> Exercise task: Print all records exactly, leaving nothing out.

[Stored data]
....
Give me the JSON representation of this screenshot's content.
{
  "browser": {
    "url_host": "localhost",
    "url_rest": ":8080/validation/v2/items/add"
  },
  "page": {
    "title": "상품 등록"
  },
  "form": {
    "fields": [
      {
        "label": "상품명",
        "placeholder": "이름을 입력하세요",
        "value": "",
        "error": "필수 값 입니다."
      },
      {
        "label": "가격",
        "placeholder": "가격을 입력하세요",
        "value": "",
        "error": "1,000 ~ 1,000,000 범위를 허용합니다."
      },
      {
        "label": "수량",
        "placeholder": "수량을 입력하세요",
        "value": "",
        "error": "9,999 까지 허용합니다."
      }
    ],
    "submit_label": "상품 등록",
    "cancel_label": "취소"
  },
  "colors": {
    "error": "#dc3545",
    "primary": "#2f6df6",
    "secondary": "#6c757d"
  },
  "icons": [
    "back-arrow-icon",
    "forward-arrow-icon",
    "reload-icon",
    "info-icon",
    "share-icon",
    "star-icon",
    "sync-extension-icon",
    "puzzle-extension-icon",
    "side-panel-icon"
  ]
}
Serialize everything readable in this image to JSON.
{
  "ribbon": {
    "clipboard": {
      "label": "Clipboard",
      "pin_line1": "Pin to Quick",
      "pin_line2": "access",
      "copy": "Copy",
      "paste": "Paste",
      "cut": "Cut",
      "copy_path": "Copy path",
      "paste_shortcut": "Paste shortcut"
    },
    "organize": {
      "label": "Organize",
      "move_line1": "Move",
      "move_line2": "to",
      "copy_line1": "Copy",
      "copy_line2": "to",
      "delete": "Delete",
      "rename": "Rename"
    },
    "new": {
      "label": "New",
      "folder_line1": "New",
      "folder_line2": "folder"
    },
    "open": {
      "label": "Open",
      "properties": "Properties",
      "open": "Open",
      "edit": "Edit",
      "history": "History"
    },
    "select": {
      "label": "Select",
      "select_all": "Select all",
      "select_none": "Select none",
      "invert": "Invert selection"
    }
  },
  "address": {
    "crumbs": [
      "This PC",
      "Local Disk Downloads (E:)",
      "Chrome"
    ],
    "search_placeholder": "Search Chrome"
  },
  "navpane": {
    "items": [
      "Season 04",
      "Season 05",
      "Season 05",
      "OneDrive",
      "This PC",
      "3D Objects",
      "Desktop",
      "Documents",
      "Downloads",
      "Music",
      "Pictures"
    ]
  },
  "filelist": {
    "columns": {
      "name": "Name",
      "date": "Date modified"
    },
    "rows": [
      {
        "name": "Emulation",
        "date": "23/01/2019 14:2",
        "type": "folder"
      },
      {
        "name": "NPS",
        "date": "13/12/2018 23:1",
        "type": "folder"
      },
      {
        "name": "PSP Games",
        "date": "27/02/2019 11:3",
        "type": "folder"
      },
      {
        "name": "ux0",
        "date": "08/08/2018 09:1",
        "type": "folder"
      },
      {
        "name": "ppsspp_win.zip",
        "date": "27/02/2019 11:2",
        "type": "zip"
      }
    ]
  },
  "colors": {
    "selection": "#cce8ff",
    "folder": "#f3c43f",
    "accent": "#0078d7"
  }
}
....
> Written response:
Give me the JSON representation of this screenshot's content.
{
  "browser": {
    "url_host": "localhost",
    "url_rest": ":8080/validation/v2/items/add"
  },
  "page": {
    "title": "상품 등록"
  },
  "form": {
    "fields": [
      {
        "label": "상품명",
        "placeholder": "이름을 입력하세요",
        "value": "",
        "error": "필수 값 입니다."
      },
      {
        "label": "가격",
        "placeholder": "가격을 입력하세요",
        "value": "",
        "error": "1,000 ~ 1,000,000 범위를 허용합니다."
      },
      {
        "label": "수량",
        "placeholder": "수량을 입력하세요",
        "value": "",
        "error": "9,999 까지 허용합니다."
      }
    ],
    "submit_label": "상품 등록",
    "cancel_label": "취소"
  },
  "colors": {
    "error": "#dc3545",
    "primary": "#2f6df6",
    "secondary": "#6c757d"
  },
  "icons": [
    "back-arrow-icon",
    "forward-arrow-icon",
    "reload-icon",
    "info-icon",
    "share-icon",
    "star-icon",
    "sync-extension-icon",
    "puzzle-extension-icon",
    "side-panel-icon"
  ]
}
Serialize everything readable in this image to JSON.
{
  "ribbon": {
    "clipboard": {
      "label": "Clipboard",
      "pin_line1": "Pin to Quick",
      "pin_line2": "access",
      "copy": "Copy",
      "paste": "Paste",
      "cut": "Cut",
      "copy_path": "Copy path",
      "paste_shortcut": "Paste shortcut"
    },
    "organize": {
      "label": "Organize",
      "move_line1": "Move",
      "move_line2": "to",
      "copy_line1": "Copy",
      "copy_line2": "to",
      "delete": "Delete",
      "rename": "Rename"
    },
    "new": {
      "label": "New",
      "folder_line1": "New",
      "folder_line2": "folder"
    },
    "open": {
      "label": "Open",
      "properties": "Properties",
      "open": "Open",
      "edit": "Edit",
      "history": "History"
    },
    "select": {
      "label": "Select",
      "select_all": "Select all",
      "select_none": "Select none",
      "invert": "Invert selection"
    }
  },
  "address": {
    "crumbs": [
      "This PC",
      "Local Disk Downloads (E:)",
      "Chrome"
    ],
    "search_placeholder": "Search Chrome"
  },
  "navpane": {
    "items": [
      "Season 04",
      "Season 05",
      "Season 05",
      "OneDrive",
      "This PC",
      "3D Objects",
      "Desktop",
      "Documents",
      "Downloads",
      "Music",
      "Pictures"
    ]
  },
  "filelist": {
    "columns": {
      "name": "Name",
      "date": "Date modified"
    },
    "rows": [
      {
        "name": "Emulation",
        "date": "23/01/2019 14:2",
        "type": "folder"
      },
      {
        "name": "NPS",
        "date": "13/12/2018 23:1",
        "type": "folder"
      },
      {
        "name": "PSP Games",
        "date": "27/02/2019 11:3",
        "type": "folder"
      },
      {
        "name": "ux0",
        "date": "08/08/2018 09:1",
        "type": "folder"
      },
      {
        "name": "ppsspp_win.zip",
        "date": "27/02/2019 11:2",
        "type": "zip"
      }
    ]
  },
  "colors": {
    "selection": "#cce8ff",
    "folder": "#f3c43f",
    "accent": "#0078d7"
  }
}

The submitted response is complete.